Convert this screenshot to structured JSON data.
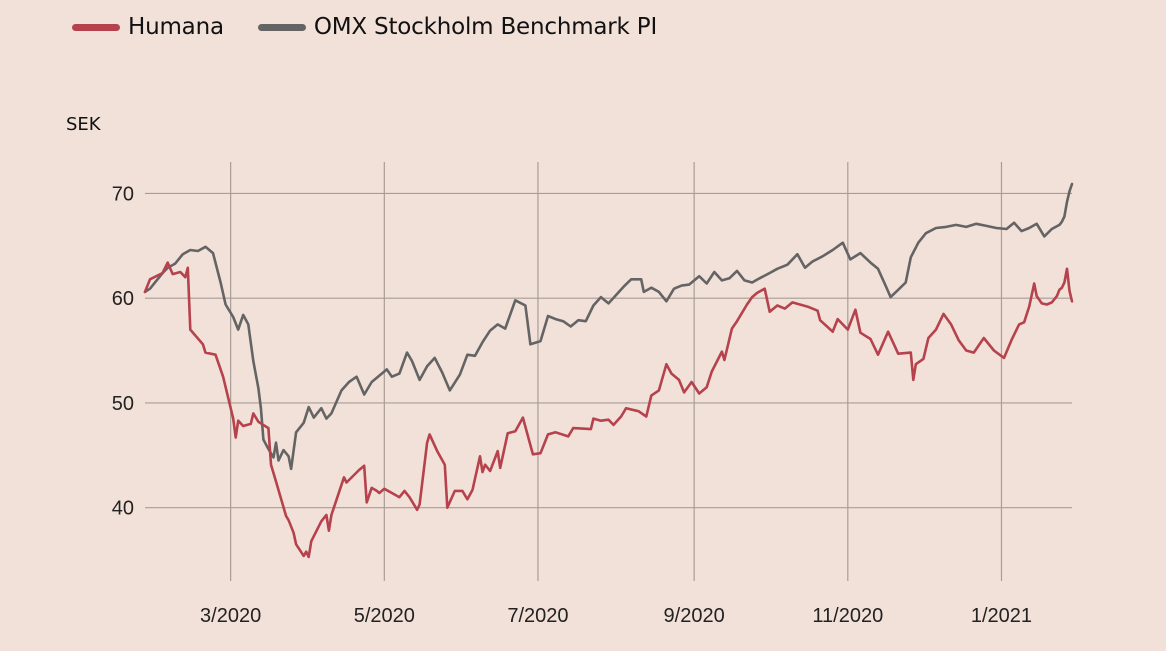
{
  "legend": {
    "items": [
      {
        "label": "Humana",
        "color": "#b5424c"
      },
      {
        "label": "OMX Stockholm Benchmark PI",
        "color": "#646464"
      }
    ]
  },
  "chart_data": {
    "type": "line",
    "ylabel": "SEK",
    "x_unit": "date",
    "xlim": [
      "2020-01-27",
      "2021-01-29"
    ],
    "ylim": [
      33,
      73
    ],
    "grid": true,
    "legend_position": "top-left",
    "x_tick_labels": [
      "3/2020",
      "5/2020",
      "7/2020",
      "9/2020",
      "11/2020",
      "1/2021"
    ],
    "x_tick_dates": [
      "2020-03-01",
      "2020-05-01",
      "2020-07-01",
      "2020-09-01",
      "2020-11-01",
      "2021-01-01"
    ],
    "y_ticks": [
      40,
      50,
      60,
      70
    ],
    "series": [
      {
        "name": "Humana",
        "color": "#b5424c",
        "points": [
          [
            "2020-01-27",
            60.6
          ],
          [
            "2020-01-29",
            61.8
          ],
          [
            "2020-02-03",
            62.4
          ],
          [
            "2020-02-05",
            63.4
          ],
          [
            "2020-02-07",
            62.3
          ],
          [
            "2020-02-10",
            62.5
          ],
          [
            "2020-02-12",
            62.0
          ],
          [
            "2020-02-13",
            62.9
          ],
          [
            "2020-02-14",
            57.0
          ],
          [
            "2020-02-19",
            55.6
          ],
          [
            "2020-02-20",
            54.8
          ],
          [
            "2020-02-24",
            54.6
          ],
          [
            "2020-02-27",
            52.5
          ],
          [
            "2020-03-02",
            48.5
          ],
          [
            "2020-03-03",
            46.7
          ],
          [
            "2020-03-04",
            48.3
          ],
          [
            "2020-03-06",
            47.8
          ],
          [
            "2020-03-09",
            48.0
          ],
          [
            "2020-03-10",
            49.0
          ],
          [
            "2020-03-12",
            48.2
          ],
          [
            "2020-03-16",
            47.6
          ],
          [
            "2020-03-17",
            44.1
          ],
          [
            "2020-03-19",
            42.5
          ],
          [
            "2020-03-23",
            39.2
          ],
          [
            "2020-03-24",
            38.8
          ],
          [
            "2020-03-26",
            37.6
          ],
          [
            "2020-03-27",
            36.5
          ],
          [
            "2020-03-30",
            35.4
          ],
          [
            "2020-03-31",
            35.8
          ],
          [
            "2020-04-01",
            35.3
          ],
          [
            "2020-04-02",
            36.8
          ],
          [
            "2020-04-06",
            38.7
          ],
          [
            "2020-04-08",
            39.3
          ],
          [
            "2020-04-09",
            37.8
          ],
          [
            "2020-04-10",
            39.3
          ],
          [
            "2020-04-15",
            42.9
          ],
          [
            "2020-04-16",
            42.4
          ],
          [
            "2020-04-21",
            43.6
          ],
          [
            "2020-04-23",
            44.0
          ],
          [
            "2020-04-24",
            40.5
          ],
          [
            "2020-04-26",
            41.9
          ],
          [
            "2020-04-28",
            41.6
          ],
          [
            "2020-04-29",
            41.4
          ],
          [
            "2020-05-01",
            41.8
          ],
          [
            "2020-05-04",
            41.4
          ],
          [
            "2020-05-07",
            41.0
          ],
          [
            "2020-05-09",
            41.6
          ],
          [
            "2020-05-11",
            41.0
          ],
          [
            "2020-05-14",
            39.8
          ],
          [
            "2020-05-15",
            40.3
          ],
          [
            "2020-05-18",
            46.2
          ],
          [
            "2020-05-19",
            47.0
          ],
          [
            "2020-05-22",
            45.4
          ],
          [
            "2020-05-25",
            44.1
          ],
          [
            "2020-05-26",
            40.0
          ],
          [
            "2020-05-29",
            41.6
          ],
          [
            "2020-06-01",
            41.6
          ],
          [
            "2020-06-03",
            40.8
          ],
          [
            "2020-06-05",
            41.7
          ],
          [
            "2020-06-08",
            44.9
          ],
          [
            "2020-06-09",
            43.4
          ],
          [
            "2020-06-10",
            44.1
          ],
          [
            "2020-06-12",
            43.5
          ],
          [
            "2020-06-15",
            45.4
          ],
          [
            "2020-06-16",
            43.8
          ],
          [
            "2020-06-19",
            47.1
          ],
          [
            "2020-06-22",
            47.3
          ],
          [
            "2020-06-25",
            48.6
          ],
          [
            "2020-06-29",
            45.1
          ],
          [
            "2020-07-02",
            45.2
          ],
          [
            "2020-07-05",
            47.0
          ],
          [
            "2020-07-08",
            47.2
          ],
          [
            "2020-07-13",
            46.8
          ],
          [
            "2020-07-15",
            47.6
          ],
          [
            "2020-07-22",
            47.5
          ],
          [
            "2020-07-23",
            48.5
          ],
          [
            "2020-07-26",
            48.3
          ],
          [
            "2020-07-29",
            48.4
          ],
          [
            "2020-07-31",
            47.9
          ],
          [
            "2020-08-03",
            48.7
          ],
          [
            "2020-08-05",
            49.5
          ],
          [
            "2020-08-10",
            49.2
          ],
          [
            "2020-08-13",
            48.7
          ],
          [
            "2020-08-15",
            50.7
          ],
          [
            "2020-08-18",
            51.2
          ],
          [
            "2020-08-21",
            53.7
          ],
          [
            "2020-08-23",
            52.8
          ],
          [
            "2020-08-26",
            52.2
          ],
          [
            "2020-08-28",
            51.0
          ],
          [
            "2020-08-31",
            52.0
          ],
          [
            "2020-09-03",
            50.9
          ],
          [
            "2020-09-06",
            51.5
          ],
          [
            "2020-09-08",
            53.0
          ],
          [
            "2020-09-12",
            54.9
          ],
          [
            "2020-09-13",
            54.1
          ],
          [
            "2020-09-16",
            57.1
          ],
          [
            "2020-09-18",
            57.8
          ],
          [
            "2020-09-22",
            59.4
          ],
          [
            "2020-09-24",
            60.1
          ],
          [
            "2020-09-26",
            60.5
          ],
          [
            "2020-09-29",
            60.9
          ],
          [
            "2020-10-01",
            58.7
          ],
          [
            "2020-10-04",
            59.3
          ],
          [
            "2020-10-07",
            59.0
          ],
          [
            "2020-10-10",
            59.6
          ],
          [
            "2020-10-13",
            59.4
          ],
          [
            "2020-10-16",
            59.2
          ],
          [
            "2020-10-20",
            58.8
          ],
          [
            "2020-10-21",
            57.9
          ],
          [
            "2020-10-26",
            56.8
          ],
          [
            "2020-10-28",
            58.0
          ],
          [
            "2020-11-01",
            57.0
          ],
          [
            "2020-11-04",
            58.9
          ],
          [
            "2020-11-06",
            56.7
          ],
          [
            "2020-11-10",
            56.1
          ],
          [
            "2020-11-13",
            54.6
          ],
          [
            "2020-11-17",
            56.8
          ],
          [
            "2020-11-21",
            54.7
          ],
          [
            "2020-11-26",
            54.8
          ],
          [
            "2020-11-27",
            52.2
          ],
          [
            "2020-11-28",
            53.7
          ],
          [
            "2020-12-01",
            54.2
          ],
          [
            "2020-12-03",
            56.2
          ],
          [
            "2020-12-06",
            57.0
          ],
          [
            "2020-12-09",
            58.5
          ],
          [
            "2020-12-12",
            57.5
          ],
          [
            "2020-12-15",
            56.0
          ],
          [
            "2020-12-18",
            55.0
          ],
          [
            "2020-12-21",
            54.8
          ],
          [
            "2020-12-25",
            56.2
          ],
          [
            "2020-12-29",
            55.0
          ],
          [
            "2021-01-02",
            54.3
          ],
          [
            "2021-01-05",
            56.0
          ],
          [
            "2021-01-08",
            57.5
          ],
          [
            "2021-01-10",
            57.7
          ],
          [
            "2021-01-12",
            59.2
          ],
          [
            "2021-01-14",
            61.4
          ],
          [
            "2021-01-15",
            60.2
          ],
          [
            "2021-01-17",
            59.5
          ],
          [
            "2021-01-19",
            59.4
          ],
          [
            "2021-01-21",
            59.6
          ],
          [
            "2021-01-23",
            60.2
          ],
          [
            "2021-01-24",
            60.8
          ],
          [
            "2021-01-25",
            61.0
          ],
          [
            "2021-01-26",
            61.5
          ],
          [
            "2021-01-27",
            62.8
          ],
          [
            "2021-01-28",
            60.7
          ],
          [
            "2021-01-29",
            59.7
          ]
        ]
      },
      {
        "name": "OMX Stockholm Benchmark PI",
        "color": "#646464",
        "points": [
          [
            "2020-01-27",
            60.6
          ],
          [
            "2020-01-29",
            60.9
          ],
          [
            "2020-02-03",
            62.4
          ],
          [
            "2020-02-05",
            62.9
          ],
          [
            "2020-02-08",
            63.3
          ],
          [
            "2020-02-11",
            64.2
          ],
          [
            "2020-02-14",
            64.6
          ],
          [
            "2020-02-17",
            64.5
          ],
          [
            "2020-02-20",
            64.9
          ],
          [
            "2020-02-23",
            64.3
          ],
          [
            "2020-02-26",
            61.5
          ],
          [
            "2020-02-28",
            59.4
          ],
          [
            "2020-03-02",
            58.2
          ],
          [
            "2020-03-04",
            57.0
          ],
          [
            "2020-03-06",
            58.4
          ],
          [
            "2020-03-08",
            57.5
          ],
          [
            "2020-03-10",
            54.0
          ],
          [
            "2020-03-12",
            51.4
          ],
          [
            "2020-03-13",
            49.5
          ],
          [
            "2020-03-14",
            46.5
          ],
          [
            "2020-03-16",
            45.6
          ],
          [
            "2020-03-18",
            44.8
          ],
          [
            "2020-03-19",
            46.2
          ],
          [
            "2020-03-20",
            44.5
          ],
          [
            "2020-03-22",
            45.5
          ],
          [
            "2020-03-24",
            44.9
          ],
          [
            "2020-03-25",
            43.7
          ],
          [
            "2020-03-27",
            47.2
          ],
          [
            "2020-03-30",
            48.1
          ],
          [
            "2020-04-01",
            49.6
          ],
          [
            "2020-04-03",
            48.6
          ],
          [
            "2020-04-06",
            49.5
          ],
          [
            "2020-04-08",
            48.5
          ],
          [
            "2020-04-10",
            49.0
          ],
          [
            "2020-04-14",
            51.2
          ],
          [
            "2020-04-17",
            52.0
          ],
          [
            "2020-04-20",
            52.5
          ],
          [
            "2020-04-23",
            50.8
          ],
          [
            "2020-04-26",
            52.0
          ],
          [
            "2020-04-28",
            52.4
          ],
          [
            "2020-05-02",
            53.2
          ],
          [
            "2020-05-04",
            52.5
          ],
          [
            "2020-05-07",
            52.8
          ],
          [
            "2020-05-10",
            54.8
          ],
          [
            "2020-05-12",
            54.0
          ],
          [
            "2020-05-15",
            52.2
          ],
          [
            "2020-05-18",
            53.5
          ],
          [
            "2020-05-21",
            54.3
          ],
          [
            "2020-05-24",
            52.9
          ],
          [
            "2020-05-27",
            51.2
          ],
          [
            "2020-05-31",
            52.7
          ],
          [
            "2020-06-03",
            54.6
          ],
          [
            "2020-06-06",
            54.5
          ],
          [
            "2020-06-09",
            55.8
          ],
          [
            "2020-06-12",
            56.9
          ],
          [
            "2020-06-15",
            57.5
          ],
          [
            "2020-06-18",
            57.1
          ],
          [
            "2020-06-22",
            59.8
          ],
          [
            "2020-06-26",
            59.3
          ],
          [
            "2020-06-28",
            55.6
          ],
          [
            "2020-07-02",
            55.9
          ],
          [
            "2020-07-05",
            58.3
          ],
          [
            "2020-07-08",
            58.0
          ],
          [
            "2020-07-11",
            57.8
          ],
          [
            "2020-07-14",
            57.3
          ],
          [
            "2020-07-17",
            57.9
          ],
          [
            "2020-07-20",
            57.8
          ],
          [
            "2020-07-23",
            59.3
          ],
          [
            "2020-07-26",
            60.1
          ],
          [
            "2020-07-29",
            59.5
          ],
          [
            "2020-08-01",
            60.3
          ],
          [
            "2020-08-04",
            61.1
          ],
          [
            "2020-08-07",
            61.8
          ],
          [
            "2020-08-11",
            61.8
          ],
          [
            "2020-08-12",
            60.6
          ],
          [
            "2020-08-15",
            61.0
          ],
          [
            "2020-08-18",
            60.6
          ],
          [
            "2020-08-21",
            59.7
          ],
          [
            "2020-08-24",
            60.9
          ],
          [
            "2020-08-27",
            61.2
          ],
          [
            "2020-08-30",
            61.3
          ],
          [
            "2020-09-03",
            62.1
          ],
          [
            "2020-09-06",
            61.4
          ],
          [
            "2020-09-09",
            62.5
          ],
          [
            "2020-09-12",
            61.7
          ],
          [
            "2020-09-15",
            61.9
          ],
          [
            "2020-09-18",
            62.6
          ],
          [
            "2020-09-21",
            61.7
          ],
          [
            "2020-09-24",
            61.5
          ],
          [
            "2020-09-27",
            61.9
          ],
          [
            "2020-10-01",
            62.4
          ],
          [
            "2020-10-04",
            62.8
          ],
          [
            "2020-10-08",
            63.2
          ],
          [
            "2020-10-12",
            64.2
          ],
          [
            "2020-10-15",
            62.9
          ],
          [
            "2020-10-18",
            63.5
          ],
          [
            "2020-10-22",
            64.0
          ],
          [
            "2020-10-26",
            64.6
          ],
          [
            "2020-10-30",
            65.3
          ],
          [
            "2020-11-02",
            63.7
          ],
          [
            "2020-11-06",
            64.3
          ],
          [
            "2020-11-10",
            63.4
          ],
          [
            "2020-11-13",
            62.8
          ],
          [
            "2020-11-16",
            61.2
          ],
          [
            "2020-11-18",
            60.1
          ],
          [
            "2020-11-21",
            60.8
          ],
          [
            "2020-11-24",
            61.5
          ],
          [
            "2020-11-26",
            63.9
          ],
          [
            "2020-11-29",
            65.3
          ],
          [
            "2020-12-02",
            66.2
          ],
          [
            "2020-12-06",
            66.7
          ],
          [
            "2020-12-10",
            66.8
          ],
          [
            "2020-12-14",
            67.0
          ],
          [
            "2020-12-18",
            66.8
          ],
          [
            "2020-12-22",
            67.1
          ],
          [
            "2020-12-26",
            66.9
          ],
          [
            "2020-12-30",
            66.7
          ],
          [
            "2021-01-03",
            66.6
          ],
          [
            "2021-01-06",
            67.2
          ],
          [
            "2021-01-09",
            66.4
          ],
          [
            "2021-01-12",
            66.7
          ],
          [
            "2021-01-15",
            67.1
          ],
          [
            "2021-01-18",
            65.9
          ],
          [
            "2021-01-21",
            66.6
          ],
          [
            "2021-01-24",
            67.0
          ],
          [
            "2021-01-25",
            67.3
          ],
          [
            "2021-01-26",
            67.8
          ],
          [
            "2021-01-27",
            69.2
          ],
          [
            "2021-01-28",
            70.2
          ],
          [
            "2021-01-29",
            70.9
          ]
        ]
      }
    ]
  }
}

•••••

**PROBLEM**
Copy out every line of the data that includes "Stockholm".

**TASK SOLUTION**
        "label": "OMX Stockholm Benchmark PI",
        "name": "OMX Stockholm Benchmark PI",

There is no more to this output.